◆ **What you are asked to do**: In the entries below, find the lines with the word "number" and copy them.

───

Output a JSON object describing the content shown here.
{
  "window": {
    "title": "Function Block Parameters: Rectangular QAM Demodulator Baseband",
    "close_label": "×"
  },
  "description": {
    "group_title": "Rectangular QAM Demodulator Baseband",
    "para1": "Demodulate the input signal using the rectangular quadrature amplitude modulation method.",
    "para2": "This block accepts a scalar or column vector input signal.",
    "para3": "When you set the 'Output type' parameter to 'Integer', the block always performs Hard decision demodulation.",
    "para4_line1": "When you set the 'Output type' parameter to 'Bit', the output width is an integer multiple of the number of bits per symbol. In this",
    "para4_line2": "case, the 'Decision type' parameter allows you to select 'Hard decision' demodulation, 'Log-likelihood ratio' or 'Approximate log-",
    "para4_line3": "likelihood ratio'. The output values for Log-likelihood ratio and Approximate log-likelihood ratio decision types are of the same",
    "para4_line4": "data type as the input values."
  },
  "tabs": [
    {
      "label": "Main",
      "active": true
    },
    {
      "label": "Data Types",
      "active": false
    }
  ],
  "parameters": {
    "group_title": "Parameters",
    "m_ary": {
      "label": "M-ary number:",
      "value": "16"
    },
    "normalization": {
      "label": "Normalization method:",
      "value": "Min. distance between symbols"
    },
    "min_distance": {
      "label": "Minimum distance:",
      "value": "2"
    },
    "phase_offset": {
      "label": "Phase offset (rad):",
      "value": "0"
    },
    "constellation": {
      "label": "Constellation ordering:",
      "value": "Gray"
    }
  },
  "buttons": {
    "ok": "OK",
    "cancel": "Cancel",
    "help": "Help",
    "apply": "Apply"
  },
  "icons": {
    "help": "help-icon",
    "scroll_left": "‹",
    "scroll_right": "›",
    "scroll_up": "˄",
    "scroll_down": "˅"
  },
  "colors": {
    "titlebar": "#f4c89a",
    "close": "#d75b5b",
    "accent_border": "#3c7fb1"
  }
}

───

◆ **Response to the exercise**:
    "para4_line1": "When you set the 'Output type' parameter to 'Bit', the output width is an integer multiple of the number of bits per symbol. In this",
      "label": "M-ary number:",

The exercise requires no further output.